Data supplied start

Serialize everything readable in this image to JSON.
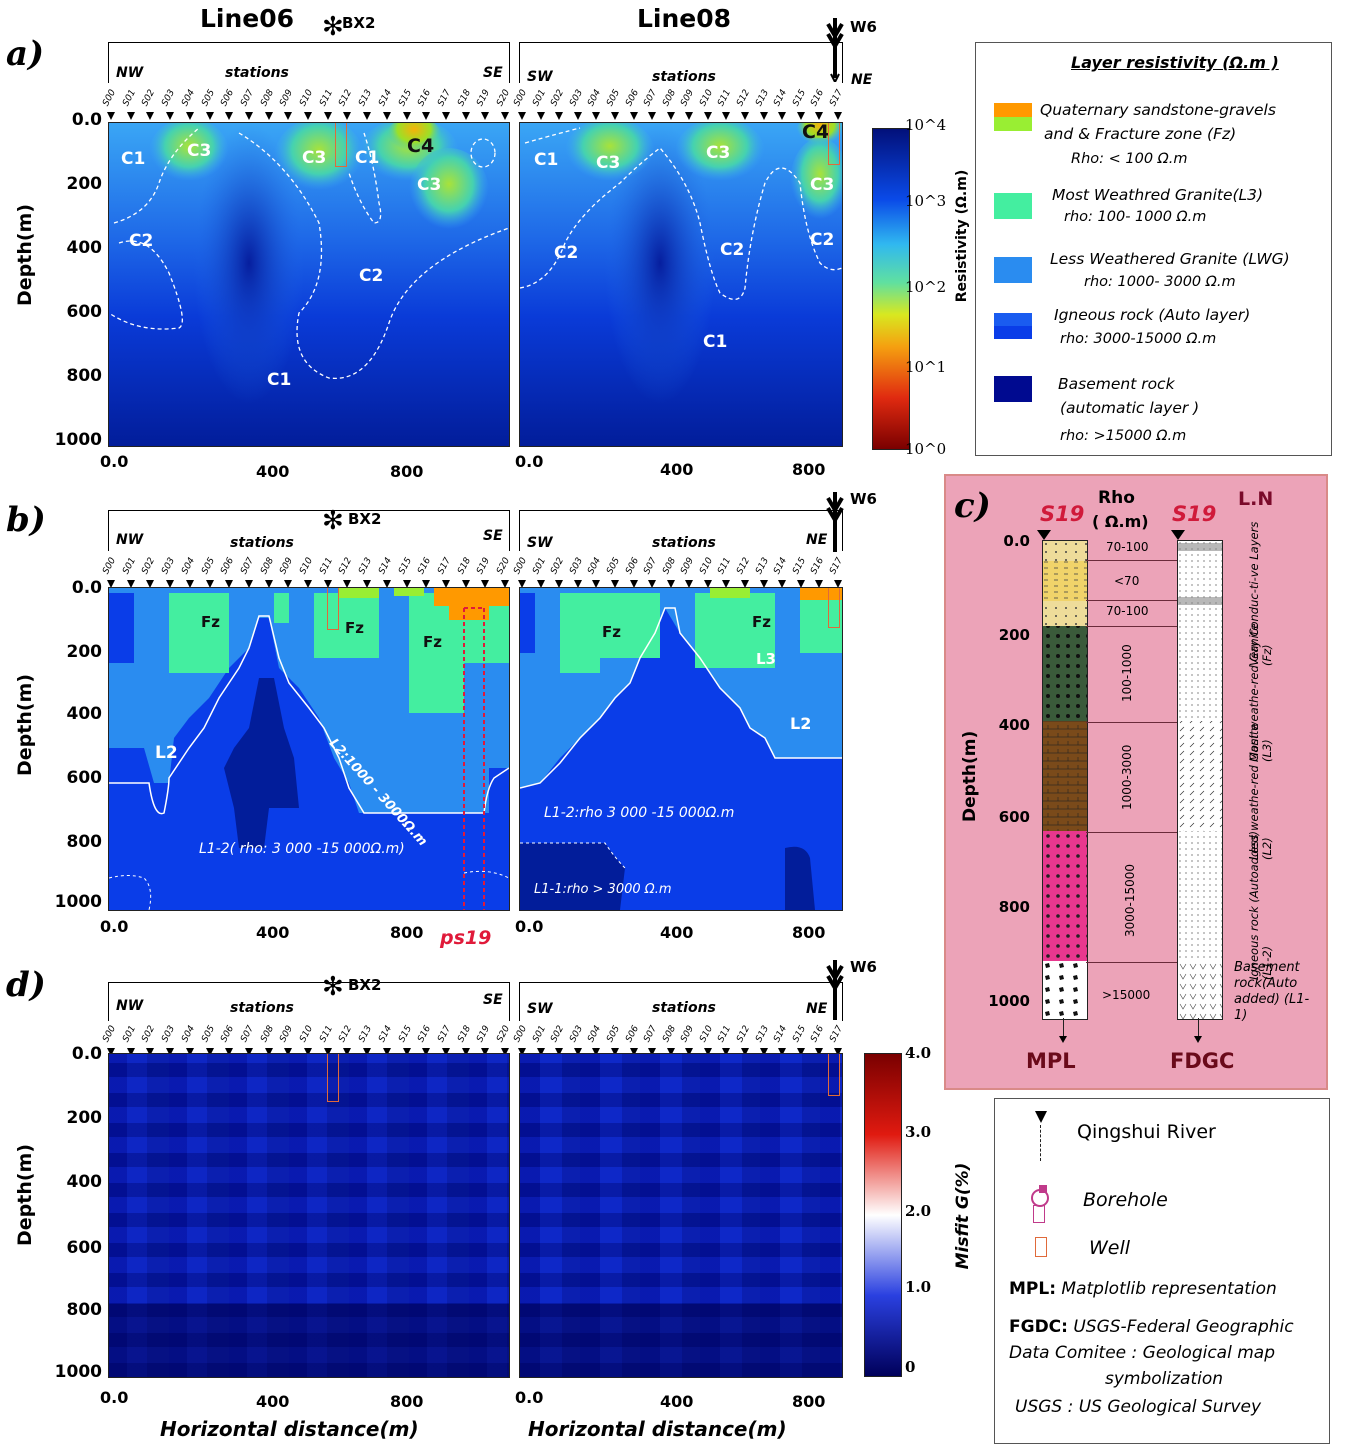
{
  "titles": {
    "line06": "Line06",
    "line08": "Line08"
  },
  "panel_labels": {
    "a": "a)",
    "b": "b)",
    "c": "c)",
    "d": "d)"
  },
  "markers": {
    "bx2": "BX2",
    "w6": "W6"
  },
  "stations_label": "stations",
  "directions": {
    "line06_left": "NW",
    "line06_right": "SE",
    "line08_left": "SW",
    "line08_right": "NE"
  },
  "stations_line06": [
    "S00",
    "S01",
    "S02",
    "S03",
    "S04",
    "S05",
    "S06",
    "S07",
    "S08",
    "S09",
    "S10",
    "S11",
    "S12",
    "S13",
    "S14",
    "S15",
    "S16",
    "S17",
    "S18",
    "S19",
    "S20"
  ],
  "stations_line08": [
    "S00",
    "S01",
    "S02",
    "S03",
    "S04",
    "S05",
    "S06",
    "S07",
    "S08",
    "S09",
    "S10",
    "S11",
    "S12",
    "S13",
    "S14",
    "S15",
    "S16",
    "S17"
  ],
  "depth_axis": {
    "label": "Depth(m)",
    "ticks": [
      "0.0",
      "200",
      "400",
      "600",
      "800",
      "1000"
    ]
  },
  "x_axis": {
    "label": "Horizontal distance(m)",
    "ticks": [
      "0.0",
      "400",
      "800"
    ]
  },
  "panel_a": {
    "zones_line06": [
      "C1",
      "C3",
      "C3",
      "C1",
      "C4",
      "C3",
      "C2",
      "C2",
      "C1"
    ],
    "zones_line08": [
      "C4",
      "C1",
      "C3",
      "C3",
      "C3",
      "C2",
      "C2",
      "C2",
      "C1"
    ],
    "colorbar": {
      "label": "Resistivity (Ω.m)",
      "ticks": [
        "10^4",
        "10^3",
        "10^2",
        "10^1",
        "10^0"
      ]
    }
  },
  "panel_b": {
    "line06": {
      "fz1": "Fz",
      "fz2": "Fz",
      "fz3": "Fz",
      "l2": "L2",
      "l2_contour": "L2:1000 - 3000Ω.m",
      "l12": "L1-2( rho: 3 000 -15 000Ω.m)",
      "ps19": "ps19"
    },
    "line08": {
      "fz1": "Fz",
      "fz2": "Fz",
      "l3": "L3",
      "l2": "L2",
      "l12": "L1-2:rho 3 000 -15 000Ω.m",
      "l11": "L1-1:rho > 3000 Ω.m"
    }
  },
  "panel_d": {
    "colorbar": {
      "label": "Misfit G(%)",
      "ticks": [
        "4.0",
        "3.0",
        "2.0",
        "1.0",
        "0"
      ]
    }
  },
  "legend_layers": {
    "title": "Layer resistivity (Ω.m )",
    "items": [
      {
        "name": "Quaternary sandstone-gravels",
        "name2": "and & Fracture zone (Fz)",
        "rho": "Rho: < 100 Ω.m",
        "color_top": "#ff9900",
        "color_bottom": "#99ee33"
      },
      {
        "name": "Most Weathred Granite(L3)",
        "rho": "rho: 100- 1000 Ω.m",
        "color": "#44eea0"
      },
      {
        "name": "Less Weathered Granite (LWG)",
        "rho": "rho: 1000- 3000 Ω.m",
        "color": "#2a8cf0"
      },
      {
        "name": "Igneous rock (Auto layer)",
        "rho": "rho: 3000-15000 Ω.m",
        "color": "#0a3de8"
      },
      {
        "name": "Basement rock",
        "name2": "(automatic layer )",
        "rho": "rho:  >15000 Ω.m",
        "color": "#000a90"
      }
    ]
  },
  "panel_c": {
    "s19_left": "S19",
    "s19_right": "S19",
    "rho_header": "Rho",
    "rho_unit": "( Ω.m)",
    "ln_header": "L.N",
    "depth_label": "Depth(m)",
    "depth_ticks": [
      "0.0",
      "200",
      "400",
      "600",
      "800",
      "1000"
    ],
    "rho_values": [
      "70-100",
      "<70",
      "70-100",
      "100-1000",
      "1000-3000",
      "3000-15000",
      ">15000"
    ],
    "layer_names": [
      "Very Conduc-ti-ve Layers (Fz)",
      "Most weathe-red Ganite (L3)",
      "Less weathe-red Ganite (L2)",
      "Igneous rock (Autoadded) (L1-2)",
      "Basement rock(Auto added) (L1-1)"
    ],
    "mpl": "MPL",
    "fdgc": "FDGC",
    "colors": {
      "bg": "#eca3b8",
      "sand": "#f0d36a",
      "tan": "#eedc9a",
      "green": "#3a5a3a",
      "brown": "#7a4a1a",
      "pink": "#e8378e",
      "basement": "#ffffff"
    }
  },
  "legend_symbols": {
    "river": "Qingshui River",
    "borehole": "Borehole",
    "well": "Well",
    "mpl_key": "MPL:",
    "mpl_text": "Matplotlib representation",
    "fgdc_key": "FGDC:",
    "fgdc_text": "USGS-Federal Geographic",
    "fgdc_text2": "Data Comitee : Geological map",
    "fgdc_text3": "symbolization",
    "usgs_text": "USGS : US Geological Survey"
  }
}
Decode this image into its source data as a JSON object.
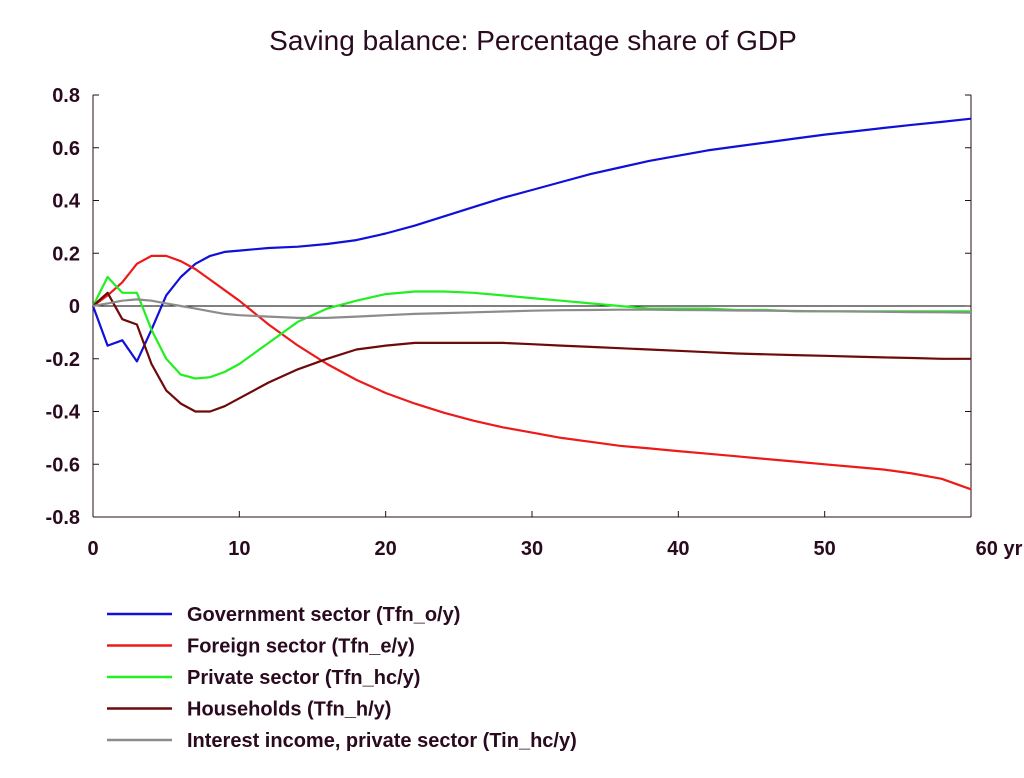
{
  "chart_data": {
    "type": "line",
    "title": "Saving balance: Percentage share of GDP",
    "xlabel": "",
    "ylabel": "",
    "x_unit_label": "yr",
    "xlim": [
      0,
      60
    ],
    "ylim": [
      -0.8,
      0.8
    ],
    "xticks": [
      0,
      10,
      20,
      30,
      40,
      50,
      60
    ],
    "xtick_labels": [
      "0",
      "10",
      "20",
      "30",
      "40",
      "50",
      "60 yr"
    ],
    "yticks": [
      0.8,
      0.6,
      0.4,
      0.2,
      0,
      -0.2,
      -0.4,
      -0.6,
      -0.8
    ],
    "ytick_labels": [
      "0.8",
      "0.6",
      "0.4",
      "0.2",
      "0",
      "-0.2",
      "-0.4",
      "-0.6",
      "-0.8"
    ],
    "grid": false,
    "zero_line": true,
    "legend_position": "bottom",
    "series": [
      {
        "name": "Government sector (Tfn_o/y)",
        "color": "#1010d8",
        "x": [
          0,
          1,
          2,
          3,
          4,
          5,
          6,
          7,
          8,
          9,
          10,
          12,
          14,
          16,
          18,
          20,
          22,
          24,
          26,
          28,
          30,
          32,
          34,
          36,
          38,
          40,
          42,
          44,
          46,
          48,
          50,
          52,
          54,
          56,
          58,
          60
        ],
        "y": [
          0,
          -0.15,
          -0.13,
          -0.21,
          -0.09,
          0.04,
          0.11,
          0.16,
          0.19,
          0.205,
          0.21,
          0.22,
          0.225,
          0.235,
          0.25,
          0.275,
          0.305,
          0.34,
          0.375,
          0.41,
          0.44,
          0.47,
          0.5,
          0.525,
          0.55,
          0.57,
          0.59,
          0.605,
          0.62,
          0.635,
          0.65,
          0.662,
          0.675,
          0.687,
          0.698,
          0.71
        ]
      },
      {
        "name": "Foreign sector (Tfn_e/y)",
        "color": "#ee1a1a",
        "x": [
          0,
          1,
          2,
          3,
          4,
          5,
          6,
          7,
          8,
          9,
          10,
          12,
          14,
          16,
          18,
          20,
          22,
          24,
          26,
          28,
          30,
          32,
          34,
          36,
          38,
          40,
          42,
          44,
          46,
          48,
          50,
          52,
          54,
          56,
          58,
          60
        ],
        "y": [
          0,
          0.04,
          0.09,
          0.16,
          0.19,
          0.19,
          0.17,
          0.14,
          0.1,
          0.06,
          0.02,
          -0.07,
          -0.15,
          -0.22,
          -0.28,
          -0.33,
          -0.37,
          -0.405,
          -0.435,
          -0.46,
          -0.48,
          -0.5,
          -0.515,
          -0.53,
          -0.54,
          -0.55,
          -0.56,
          -0.57,
          -0.58,
          -0.59,
          -0.6,
          -0.61,
          -0.62,
          -0.635,
          -0.655,
          -0.695
        ]
      },
      {
        "name": "Private sector (Tfn_hc/y)",
        "color": "#22ee22",
        "x": [
          0,
          1,
          2,
          3,
          4,
          5,
          6,
          7,
          8,
          9,
          10,
          12,
          14,
          16,
          18,
          20,
          22,
          24,
          26,
          28,
          30,
          32,
          34,
          36,
          38,
          40,
          42,
          44,
          46,
          48,
          50,
          52,
          54,
          56,
          58,
          60
        ],
        "y": [
          0,
          0.11,
          0.05,
          0.05,
          -0.09,
          -0.2,
          -0.26,
          -0.275,
          -0.27,
          -0.25,
          -0.22,
          -0.14,
          -0.06,
          -0.01,
          0.02,
          0.045,
          0.055,
          0.055,
          0.05,
          0.04,
          0.03,
          0.02,
          0.01,
          0.0,
          -0.01,
          -0.01,
          -0.01,
          -0.015,
          -0.015,
          -0.02,
          -0.02,
          -0.02,
          -0.02,
          -0.02,
          -0.02,
          -0.02
        ]
      },
      {
        "name": "Households (Tfn_h/y)",
        "color": "#6e0a0a",
        "x": [
          0,
          1,
          2,
          3,
          4,
          5,
          6,
          7,
          8,
          9,
          10,
          12,
          14,
          16,
          18,
          20,
          22,
          24,
          26,
          28,
          30,
          32,
          34,
          36,
          38,
          40,
          42,
          44,
          46,
          48,
          50,
          52,
          54,
          56,
          58,
          60
        ],
        "y": [
          0,
          0.05,
          -0.05,
          -0.07,
          -0.22,
          -0.32,
          -0.37,
          -0.4,
          -0.4,
          -0.38,
          -0.35,
          -0.29,
          -0.24,
          -0.2,
          -0.165,
          -0.15,
          -0.14,
          -0.14,
          -0.14,
          -0.14,
          -0.145,
          -0.15,
          -0.155,
          -0.16,
          -0.165,
          -0.17,
          -0.175,
          -0.18,
          -0.183,
          -0.186,
          -0.189,
          -0.192,
          -0.195,
          -0.197,
          -0.2,
          -0.2
        ]
      },
      {
        "name": "Interest income, private sector (Tin_hc/y)",
        "color": "#8c8c8c",
        "x": [
          0,
          1,
          2,
          3,
          4,
          5,
          6,
          7,
          8,
          9,
          10,
          12,
          14,
          16,
          18,
          20,
          22,
          24,
          26,
          28,
          30,
          32,
          34,
          36,
          38,
          40,
          42,
          44,
          46,
          48,
          50,
          52,
          54,
          56,
          58,
          60
        ],
        "y": [
          0,
          0.01,
          0.02,
          0.025,
          0.02,
          0.01,
          0.0,
          -0.01,
          -0.02,
          -0.03,
          -0.035,
          -0.04,
          -0.045,
          -0.045,
          -0.04,
          -0.035,
          -0.03,
          -0.027,
          -0.024,
          -0.021,
          -0.018,
          -0.016,
          -0.015,
          -0.014,
          -0.014,
          -0.015,
          -0.016,
          -0.017,
          -0.018,
          -0.019,
          -0.02,
          -0.021,
          -0.022,
          -0.023,
          -0.024,
          -0.025
        ]
      }
    ]
  }
}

Data supplied end

Written request ::
Search the data above for the word "Igneous", then gather each line in which it appears.

Output below ::
        "name": "Igneous rock (Auto layer)",
      "Igneous rock (Autoadded) (L1-2)",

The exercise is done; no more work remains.